* REQUIRED TASK
Render the lines from the line with "1650, 585, 1700]" up to and including the line with "528, 860, 553]" as a Markdown table with the columns Row and Line, giving each line a row number and skipping any blank lines.

* EXERCISE INPUTS

------------------------------------------------

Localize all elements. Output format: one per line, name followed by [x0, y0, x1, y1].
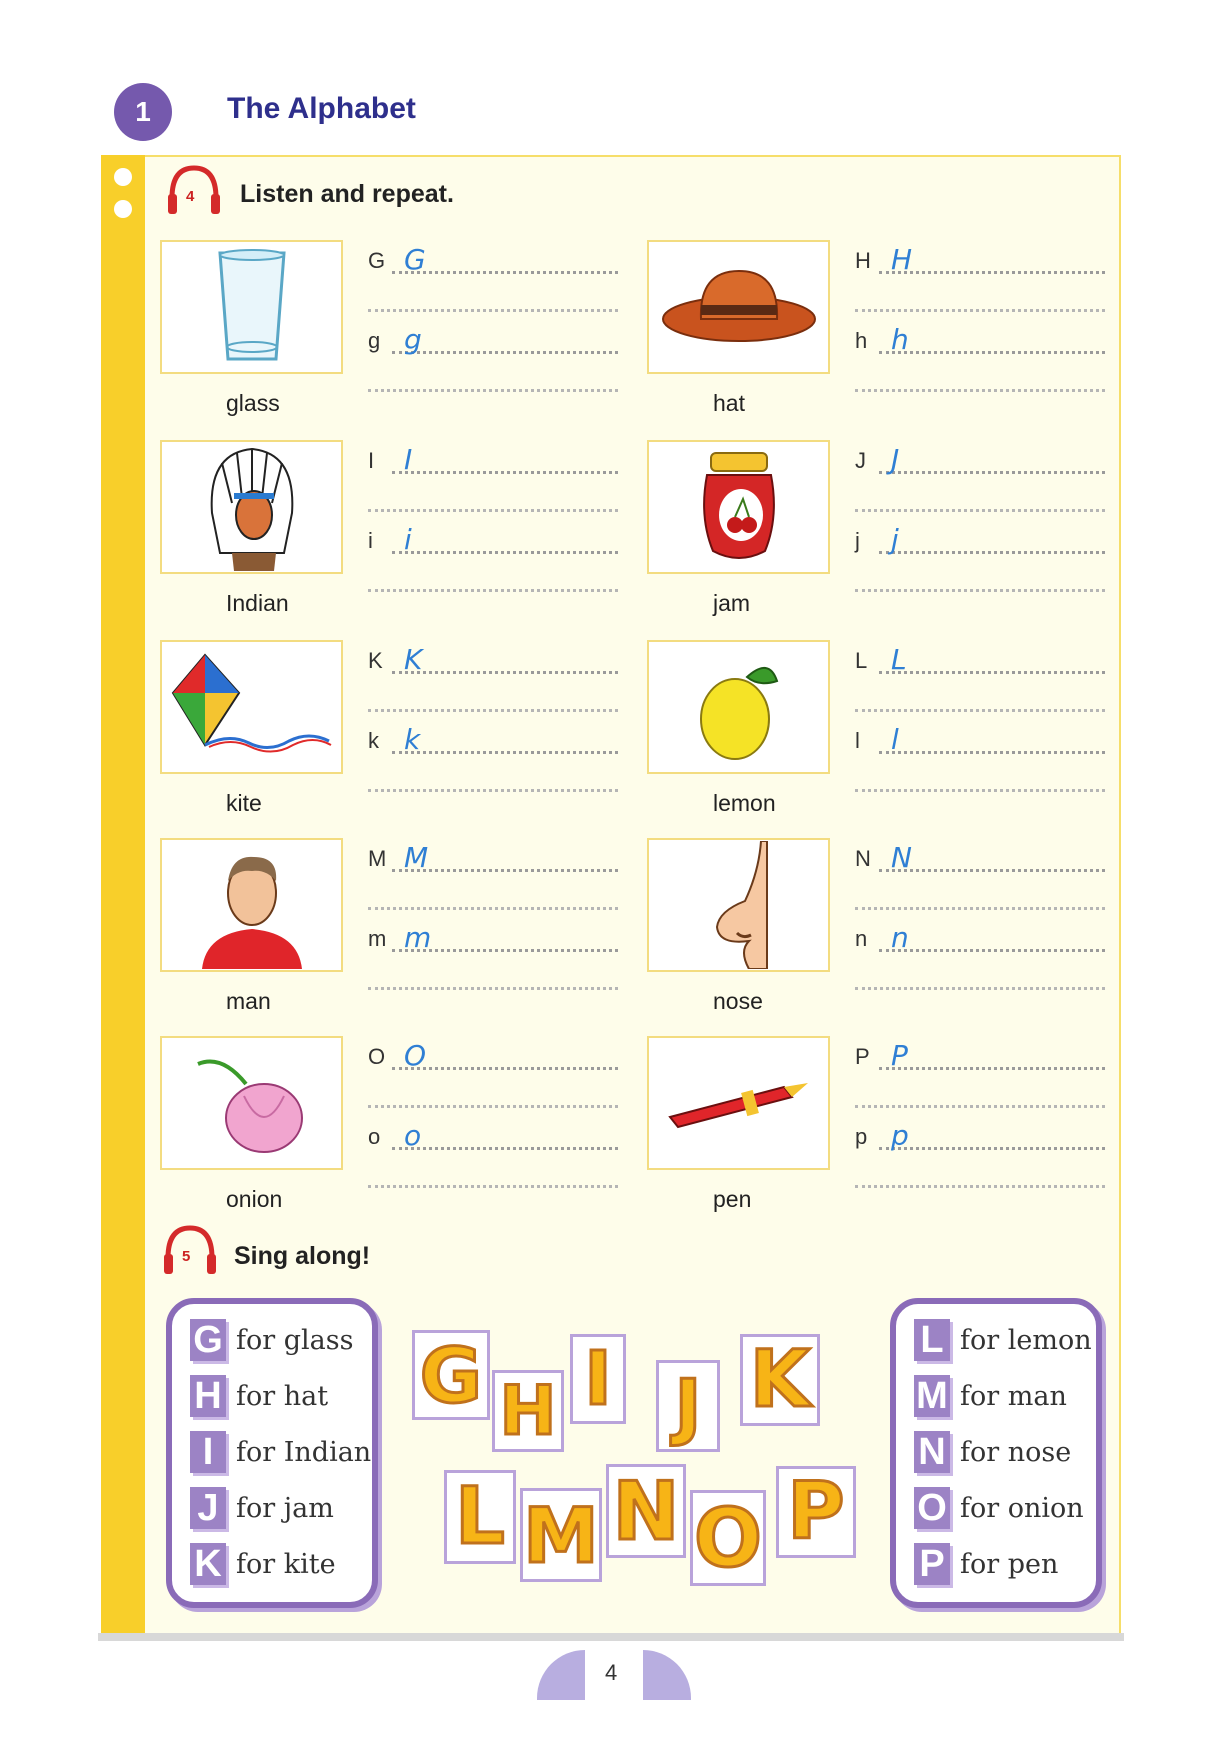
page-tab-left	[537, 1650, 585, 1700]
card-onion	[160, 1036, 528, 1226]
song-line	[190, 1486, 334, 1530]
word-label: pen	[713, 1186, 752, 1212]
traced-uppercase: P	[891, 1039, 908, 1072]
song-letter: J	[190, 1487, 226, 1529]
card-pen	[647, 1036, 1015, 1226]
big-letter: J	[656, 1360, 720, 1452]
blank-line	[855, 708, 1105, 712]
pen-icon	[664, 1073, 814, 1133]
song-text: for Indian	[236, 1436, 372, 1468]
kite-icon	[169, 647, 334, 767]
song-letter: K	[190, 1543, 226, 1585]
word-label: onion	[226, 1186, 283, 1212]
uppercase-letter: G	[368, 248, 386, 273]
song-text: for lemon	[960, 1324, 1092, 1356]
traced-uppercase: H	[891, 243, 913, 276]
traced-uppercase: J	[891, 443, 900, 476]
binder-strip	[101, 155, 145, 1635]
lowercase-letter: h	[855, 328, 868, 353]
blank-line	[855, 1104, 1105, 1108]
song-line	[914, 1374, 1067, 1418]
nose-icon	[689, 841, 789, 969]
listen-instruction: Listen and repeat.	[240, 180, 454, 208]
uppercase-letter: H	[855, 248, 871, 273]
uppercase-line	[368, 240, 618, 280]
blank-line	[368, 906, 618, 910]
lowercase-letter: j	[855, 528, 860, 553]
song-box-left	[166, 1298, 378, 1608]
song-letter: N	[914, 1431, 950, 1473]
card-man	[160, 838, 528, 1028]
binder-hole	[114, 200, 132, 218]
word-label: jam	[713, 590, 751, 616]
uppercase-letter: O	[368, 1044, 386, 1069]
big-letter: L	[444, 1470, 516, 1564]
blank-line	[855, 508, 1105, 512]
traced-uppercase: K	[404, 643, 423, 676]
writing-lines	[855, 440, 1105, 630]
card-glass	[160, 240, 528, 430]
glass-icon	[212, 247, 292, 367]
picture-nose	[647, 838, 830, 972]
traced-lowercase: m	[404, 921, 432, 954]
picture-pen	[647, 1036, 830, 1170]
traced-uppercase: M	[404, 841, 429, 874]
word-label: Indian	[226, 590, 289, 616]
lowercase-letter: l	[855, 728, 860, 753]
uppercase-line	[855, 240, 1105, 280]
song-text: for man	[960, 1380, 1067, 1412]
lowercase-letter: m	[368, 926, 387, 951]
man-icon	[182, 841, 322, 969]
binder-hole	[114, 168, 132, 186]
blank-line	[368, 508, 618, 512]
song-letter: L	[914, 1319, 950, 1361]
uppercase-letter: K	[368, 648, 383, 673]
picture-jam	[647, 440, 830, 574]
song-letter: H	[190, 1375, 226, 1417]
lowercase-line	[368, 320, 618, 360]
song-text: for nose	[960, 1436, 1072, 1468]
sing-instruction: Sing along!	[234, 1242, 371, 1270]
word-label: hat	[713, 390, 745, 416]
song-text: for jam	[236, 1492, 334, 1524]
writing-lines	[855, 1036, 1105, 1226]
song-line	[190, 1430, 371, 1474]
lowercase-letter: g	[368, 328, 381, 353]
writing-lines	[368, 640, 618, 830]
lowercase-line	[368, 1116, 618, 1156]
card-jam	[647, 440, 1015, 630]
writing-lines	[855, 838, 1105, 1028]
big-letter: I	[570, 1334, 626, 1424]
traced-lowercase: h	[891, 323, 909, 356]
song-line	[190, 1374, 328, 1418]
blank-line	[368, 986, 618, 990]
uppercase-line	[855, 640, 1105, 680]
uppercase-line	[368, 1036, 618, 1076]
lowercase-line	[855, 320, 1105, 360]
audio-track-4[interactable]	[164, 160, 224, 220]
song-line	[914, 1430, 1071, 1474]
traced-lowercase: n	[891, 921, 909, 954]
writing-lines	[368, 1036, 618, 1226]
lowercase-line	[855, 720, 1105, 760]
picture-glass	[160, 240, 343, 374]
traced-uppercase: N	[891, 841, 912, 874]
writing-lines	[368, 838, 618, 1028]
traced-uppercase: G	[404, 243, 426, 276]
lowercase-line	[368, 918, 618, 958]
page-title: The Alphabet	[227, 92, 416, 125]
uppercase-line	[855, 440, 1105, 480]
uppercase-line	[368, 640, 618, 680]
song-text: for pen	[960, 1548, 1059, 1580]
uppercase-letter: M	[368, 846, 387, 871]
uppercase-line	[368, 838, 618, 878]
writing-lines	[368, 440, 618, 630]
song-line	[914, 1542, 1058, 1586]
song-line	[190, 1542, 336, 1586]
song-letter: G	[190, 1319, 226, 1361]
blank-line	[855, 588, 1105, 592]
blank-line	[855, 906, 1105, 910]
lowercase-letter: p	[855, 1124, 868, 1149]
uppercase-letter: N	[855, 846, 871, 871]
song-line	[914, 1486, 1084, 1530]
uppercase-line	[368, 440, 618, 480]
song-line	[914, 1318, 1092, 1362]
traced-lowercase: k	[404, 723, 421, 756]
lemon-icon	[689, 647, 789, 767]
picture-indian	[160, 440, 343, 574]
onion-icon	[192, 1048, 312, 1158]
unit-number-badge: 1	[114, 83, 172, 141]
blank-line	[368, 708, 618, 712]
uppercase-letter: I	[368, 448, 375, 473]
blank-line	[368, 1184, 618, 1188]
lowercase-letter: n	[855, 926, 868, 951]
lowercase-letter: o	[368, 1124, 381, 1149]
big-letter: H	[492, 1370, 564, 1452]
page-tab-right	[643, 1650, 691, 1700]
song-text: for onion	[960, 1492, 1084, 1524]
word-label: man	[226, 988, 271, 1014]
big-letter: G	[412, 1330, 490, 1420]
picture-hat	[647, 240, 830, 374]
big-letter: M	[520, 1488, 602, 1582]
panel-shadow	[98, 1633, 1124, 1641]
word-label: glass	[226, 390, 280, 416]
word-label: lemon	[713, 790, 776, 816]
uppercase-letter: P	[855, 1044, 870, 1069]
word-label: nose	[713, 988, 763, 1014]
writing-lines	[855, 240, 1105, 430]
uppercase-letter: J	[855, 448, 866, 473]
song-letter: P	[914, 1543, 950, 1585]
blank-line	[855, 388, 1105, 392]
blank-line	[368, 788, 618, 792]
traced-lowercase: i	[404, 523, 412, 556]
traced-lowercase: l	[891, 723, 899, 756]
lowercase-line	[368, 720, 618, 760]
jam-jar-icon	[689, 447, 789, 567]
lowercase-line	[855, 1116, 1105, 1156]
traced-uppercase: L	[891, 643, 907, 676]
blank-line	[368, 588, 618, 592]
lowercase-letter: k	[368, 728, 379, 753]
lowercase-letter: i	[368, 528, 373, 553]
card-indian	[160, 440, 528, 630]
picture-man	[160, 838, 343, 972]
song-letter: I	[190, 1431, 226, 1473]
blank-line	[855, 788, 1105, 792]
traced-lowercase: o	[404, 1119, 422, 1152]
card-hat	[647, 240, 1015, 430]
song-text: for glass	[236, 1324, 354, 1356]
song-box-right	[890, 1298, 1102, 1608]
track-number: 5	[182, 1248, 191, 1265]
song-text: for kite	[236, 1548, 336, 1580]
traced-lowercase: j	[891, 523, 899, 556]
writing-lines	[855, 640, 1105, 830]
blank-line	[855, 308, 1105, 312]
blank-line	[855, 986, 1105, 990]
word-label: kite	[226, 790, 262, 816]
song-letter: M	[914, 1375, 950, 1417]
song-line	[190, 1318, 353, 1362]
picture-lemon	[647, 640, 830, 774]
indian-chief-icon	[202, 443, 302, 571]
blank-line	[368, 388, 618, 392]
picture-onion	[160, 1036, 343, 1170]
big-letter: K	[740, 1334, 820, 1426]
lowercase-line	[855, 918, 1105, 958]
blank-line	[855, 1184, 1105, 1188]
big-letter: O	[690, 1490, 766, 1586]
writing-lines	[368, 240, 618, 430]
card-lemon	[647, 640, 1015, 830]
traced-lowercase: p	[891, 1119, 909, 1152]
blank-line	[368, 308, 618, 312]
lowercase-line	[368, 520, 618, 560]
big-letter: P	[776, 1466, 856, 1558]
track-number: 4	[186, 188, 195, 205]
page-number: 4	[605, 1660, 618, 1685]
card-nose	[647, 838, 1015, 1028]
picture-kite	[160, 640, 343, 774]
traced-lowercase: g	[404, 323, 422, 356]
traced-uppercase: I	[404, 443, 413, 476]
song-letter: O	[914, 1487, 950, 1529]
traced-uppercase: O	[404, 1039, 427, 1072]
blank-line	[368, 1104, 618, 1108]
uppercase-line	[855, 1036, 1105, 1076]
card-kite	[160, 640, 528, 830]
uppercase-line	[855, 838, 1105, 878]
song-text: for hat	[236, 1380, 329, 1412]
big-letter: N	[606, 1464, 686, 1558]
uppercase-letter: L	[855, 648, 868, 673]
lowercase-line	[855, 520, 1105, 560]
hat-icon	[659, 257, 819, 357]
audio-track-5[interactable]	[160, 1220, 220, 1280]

------------------------------------------------

* COMPLETE RESPONSE
| Row | Line |
|---|---|
| 1 | page-tab-left	[537, 1650, 585, 1700] |
| 2 | card-onion	[160, 1036, 528, 1226] |
| 3 | song-line	[190, 1486, 334, 1530] |
| 4 | word-label: pen	[713, 1186, 752, 1212] |
| 5 | traced-uppercase: P	[891, 1039, 908, 1072] |
| 6 | song-letter: J	[190, 1487, 226, 1529] |
| 7 | card-pen	[647, 1036, 1015, 1226] |
| 8 | big-letter: J	[656, 1360, 720, 1452] |
| 9 | blank-line	[855, 708, 1105, 712] |
| 10 | pen-icon	[664, 1073, 814, 1133] |
| 11 | song-text: for Indian	[236, 1436, 372, 1468] |
| 12 | kite-icon	[169, 647, 334, 767] |
| 13 | song-letter: K	[190, 1543, 226, 1585] |
| 14 | word-label: onion	[226, 1186, 283, 1212] |
| 15 | uppercase-letter: G	[368, 248, 386, 273] |
| 16 | song-text: for lemon	[960, 1324, 1092, 1356] |
| 17 | traced-uppercase: H	[891, 243, 913, 276] |
| 18 | traced-uppercase: J	[891, 443, 900, 476] |
| 19 | binder-strip	[101, 155, 145, 1635] |
| 20 | lowercase-letter: h	[855, 328, 868, 353] |
| 21 | blank-line	[855, 1104, 1105, 1108] |
| 22 | song-line	[914, 1374, 1067, 1418] |
| 23 | nose-icon	[689, 841, 789, 969] |
| 24 | listen-instruction: Listen and repeat.	[240, 180, 454, 208] |
| 25 | uppercase-letter: H	[855, 248, 871, 273] |
| 26 | uppercase-line	[368, 240, 618, 280] |
| 27 | blank-line	[368, 906, 618, 910] |
| 28 | lowercase-letter: j	[855, 528, 860, 553] |